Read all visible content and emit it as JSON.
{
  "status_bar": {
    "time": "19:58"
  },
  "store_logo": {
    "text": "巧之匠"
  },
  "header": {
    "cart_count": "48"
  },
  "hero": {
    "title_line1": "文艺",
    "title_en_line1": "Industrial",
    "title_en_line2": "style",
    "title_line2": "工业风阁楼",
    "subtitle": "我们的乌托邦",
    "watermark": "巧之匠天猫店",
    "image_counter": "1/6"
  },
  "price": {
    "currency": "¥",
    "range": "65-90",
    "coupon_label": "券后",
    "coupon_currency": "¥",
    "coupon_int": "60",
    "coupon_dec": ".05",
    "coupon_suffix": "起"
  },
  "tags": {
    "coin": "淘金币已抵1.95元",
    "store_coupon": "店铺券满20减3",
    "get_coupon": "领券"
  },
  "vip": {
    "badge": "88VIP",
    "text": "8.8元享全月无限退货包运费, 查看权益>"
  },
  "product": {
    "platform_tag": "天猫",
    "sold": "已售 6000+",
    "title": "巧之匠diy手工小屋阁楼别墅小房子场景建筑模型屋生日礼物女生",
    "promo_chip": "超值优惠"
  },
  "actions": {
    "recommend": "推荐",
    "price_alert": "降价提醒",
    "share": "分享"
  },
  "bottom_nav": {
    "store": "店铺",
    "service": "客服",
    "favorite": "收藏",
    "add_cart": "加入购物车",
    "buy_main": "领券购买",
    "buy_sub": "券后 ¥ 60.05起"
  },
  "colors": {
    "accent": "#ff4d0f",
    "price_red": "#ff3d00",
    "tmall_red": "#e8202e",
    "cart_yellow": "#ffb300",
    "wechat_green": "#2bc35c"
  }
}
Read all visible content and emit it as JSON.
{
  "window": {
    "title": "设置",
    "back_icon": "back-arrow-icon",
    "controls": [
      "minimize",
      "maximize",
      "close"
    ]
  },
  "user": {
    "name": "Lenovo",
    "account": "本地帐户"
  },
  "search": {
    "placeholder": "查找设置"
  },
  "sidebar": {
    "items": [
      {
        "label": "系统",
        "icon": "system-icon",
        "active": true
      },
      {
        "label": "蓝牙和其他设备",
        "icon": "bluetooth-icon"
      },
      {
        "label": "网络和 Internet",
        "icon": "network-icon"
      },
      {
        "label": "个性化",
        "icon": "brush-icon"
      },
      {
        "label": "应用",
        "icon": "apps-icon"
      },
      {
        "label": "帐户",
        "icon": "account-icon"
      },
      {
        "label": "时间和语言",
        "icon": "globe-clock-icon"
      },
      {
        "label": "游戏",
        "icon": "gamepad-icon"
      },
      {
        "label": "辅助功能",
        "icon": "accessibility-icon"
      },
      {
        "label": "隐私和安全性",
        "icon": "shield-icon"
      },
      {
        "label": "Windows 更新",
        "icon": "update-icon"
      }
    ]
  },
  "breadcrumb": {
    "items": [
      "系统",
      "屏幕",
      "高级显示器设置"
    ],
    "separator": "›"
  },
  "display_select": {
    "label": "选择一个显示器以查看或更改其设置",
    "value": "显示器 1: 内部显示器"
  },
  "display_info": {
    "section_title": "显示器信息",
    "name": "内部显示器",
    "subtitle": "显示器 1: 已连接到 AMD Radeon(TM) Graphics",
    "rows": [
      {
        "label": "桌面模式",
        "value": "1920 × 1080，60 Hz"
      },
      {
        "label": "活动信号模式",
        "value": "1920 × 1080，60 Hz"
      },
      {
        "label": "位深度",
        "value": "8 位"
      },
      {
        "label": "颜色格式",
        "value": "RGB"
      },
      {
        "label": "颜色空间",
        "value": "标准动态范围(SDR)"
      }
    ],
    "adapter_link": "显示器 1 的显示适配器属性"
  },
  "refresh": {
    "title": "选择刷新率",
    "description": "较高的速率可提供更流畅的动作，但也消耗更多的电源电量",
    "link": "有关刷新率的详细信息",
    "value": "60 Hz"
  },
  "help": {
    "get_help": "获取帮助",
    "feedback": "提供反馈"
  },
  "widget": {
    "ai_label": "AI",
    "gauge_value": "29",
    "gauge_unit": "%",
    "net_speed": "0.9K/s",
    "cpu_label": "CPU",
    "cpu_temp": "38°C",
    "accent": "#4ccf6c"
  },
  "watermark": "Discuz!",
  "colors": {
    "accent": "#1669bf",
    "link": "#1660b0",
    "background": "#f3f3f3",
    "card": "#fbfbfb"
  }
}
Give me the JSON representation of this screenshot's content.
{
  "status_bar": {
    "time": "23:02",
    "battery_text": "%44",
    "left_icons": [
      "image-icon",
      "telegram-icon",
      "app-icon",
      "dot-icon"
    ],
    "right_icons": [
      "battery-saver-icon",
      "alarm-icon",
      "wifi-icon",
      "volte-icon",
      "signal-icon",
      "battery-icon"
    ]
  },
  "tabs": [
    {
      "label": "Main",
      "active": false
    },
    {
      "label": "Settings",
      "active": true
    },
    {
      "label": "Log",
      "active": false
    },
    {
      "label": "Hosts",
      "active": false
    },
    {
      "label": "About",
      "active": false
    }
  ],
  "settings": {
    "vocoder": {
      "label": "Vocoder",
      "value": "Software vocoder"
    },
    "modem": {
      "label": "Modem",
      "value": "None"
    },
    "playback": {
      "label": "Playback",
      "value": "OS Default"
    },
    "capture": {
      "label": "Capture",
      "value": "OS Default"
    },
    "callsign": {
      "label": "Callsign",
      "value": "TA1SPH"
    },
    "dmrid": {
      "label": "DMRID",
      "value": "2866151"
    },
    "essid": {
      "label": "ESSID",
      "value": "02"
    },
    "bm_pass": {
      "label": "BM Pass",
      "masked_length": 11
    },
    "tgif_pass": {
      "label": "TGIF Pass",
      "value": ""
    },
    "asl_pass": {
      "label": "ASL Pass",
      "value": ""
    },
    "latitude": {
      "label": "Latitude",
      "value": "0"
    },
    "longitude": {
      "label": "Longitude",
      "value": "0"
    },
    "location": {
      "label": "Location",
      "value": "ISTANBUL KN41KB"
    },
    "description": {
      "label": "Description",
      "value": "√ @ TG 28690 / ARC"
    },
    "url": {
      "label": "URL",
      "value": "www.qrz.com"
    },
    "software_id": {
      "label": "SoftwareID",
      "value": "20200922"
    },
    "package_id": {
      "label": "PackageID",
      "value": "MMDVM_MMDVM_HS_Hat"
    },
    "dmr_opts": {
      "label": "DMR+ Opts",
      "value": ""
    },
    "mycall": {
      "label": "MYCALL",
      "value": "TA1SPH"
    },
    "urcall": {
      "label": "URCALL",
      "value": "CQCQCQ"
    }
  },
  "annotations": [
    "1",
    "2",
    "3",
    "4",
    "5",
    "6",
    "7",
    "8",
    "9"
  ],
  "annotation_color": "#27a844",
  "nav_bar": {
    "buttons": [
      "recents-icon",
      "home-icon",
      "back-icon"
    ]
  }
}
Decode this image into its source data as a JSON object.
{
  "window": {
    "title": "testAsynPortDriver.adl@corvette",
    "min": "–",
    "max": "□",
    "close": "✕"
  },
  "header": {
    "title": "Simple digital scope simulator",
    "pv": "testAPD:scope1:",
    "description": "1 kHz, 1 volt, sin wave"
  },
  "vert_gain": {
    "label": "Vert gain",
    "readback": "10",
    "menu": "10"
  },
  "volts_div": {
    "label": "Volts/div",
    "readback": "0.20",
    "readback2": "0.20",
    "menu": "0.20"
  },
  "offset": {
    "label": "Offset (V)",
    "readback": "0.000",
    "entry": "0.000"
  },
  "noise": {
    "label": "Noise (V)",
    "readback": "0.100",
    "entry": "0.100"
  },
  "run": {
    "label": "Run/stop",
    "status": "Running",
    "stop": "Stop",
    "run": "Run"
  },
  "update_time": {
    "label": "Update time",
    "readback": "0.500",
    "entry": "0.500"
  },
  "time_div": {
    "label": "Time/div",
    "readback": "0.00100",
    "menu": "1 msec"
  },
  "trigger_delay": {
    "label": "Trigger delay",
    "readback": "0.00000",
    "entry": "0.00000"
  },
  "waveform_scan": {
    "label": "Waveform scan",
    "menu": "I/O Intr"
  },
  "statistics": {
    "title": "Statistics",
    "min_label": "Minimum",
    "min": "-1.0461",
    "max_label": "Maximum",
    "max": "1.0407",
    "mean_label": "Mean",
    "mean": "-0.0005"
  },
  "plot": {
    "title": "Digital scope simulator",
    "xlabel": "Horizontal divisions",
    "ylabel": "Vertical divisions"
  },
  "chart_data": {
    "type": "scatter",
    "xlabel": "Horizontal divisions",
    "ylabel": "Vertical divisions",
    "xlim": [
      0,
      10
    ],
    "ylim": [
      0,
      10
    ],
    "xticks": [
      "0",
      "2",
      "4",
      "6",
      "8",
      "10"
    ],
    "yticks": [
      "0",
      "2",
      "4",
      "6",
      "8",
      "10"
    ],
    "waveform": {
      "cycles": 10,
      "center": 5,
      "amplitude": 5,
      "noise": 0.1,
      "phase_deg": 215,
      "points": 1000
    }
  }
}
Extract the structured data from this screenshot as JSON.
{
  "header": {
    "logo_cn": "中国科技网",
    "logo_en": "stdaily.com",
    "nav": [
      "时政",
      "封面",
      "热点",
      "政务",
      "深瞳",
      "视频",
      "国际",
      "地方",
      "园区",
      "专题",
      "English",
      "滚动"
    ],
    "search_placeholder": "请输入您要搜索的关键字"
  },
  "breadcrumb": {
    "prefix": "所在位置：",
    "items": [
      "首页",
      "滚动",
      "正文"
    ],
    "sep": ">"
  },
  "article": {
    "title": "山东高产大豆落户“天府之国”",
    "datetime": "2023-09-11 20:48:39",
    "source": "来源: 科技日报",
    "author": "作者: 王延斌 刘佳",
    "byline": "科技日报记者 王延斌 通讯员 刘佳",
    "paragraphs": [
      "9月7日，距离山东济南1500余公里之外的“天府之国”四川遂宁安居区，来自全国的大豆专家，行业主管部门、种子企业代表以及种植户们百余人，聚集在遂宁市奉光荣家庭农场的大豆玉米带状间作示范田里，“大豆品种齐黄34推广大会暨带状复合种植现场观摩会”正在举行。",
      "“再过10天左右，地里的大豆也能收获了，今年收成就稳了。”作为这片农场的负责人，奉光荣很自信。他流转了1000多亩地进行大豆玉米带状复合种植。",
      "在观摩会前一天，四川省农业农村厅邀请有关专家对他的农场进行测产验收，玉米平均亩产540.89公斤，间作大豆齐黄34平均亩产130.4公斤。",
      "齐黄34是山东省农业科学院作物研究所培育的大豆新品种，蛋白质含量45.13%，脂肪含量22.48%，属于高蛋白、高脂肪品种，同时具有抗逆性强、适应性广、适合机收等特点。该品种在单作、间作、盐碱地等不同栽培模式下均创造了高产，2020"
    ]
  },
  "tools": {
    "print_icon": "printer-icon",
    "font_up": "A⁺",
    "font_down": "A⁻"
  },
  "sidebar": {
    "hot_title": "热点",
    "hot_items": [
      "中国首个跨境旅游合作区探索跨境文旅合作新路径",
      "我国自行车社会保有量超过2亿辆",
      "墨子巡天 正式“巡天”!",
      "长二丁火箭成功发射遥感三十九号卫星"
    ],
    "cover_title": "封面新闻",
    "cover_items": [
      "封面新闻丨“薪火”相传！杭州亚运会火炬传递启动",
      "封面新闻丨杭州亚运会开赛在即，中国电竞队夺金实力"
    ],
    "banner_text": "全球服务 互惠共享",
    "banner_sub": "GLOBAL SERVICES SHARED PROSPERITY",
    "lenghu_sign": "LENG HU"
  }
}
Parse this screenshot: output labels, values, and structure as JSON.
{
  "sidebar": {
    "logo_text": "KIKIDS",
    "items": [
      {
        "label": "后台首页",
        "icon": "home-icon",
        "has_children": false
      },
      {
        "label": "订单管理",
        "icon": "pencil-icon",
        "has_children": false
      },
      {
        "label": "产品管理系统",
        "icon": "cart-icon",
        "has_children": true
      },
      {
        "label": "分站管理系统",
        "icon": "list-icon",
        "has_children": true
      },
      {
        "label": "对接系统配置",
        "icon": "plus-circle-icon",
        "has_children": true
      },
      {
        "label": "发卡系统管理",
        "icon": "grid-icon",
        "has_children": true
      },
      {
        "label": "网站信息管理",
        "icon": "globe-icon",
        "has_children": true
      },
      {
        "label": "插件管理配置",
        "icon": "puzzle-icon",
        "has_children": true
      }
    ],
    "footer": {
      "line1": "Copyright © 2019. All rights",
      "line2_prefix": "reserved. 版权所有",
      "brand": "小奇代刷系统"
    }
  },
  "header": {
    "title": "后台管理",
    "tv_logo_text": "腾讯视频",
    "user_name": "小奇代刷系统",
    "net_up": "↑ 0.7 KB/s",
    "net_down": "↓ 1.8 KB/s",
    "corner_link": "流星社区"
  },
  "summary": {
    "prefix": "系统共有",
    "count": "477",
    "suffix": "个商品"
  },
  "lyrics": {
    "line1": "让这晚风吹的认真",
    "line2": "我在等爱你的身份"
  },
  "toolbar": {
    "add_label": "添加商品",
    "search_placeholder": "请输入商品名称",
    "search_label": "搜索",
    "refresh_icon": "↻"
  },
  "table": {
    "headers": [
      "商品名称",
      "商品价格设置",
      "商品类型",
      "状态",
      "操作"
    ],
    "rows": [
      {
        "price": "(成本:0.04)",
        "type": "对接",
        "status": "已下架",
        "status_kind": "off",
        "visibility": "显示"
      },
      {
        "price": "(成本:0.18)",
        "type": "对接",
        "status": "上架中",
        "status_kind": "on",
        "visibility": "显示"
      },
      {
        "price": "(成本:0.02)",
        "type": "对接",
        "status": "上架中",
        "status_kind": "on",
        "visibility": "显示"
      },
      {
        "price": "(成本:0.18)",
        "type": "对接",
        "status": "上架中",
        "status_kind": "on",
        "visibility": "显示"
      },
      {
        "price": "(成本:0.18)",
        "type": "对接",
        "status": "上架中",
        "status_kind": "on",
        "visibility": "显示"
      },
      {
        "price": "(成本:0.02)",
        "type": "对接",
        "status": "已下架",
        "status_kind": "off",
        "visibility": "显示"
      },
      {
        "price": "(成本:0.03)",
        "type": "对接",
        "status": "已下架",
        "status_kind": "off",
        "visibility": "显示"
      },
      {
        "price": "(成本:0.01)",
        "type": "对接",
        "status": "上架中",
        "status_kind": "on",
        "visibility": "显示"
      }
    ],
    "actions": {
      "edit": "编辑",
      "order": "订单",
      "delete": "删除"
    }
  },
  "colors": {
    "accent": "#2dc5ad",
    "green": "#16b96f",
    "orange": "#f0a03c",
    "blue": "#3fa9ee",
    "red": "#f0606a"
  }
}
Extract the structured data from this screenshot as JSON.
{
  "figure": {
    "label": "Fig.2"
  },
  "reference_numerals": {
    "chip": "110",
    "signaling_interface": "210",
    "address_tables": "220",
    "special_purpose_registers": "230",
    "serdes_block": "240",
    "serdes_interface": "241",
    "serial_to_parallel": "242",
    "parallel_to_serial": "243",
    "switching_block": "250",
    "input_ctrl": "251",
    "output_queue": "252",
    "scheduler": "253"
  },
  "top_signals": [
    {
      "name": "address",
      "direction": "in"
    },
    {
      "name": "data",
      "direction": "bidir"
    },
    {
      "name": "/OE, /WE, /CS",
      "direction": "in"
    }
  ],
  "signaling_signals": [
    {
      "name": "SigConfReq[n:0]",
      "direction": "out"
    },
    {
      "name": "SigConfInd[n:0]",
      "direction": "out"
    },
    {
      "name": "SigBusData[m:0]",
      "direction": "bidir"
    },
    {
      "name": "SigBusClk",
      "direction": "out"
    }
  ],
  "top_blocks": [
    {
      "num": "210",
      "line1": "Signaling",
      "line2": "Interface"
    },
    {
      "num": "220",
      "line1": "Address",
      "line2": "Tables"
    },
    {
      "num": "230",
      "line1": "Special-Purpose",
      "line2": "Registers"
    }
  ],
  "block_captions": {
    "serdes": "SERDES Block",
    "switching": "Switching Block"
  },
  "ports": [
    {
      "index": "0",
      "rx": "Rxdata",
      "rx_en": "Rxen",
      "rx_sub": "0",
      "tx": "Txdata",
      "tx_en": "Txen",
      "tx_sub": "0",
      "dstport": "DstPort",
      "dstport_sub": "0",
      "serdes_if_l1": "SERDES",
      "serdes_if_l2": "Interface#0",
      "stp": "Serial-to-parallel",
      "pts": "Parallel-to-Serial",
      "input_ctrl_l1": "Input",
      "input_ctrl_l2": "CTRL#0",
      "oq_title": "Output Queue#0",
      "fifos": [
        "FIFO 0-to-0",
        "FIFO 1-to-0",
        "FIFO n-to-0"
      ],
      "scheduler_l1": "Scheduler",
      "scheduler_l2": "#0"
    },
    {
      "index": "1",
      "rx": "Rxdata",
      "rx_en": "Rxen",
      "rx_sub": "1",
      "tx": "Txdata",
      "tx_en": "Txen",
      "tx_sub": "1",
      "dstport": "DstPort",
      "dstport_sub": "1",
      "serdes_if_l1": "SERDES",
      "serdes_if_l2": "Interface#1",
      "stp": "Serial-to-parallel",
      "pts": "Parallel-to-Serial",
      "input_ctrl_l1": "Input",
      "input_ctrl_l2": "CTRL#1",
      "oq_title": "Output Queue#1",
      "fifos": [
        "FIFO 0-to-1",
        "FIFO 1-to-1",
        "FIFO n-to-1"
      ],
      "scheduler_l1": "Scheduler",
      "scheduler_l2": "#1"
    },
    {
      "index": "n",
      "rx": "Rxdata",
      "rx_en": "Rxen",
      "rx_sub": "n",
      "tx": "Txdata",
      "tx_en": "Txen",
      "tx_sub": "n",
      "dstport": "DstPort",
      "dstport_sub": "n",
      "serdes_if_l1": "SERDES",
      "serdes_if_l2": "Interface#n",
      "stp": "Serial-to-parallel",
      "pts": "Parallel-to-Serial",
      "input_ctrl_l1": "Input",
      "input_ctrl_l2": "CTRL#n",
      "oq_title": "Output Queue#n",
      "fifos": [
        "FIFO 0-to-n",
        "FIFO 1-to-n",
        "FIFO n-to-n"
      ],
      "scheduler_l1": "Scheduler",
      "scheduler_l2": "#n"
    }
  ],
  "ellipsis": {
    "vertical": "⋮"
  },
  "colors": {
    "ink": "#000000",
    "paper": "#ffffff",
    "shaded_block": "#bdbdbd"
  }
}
=-=-=
▶ [Exercise objective] Copy every line in the records above that contains the word "ylabel".

▶ [Problem solution]
    "ylabel": "Vertical divisions"
    "ylabel": "Vertical divisions",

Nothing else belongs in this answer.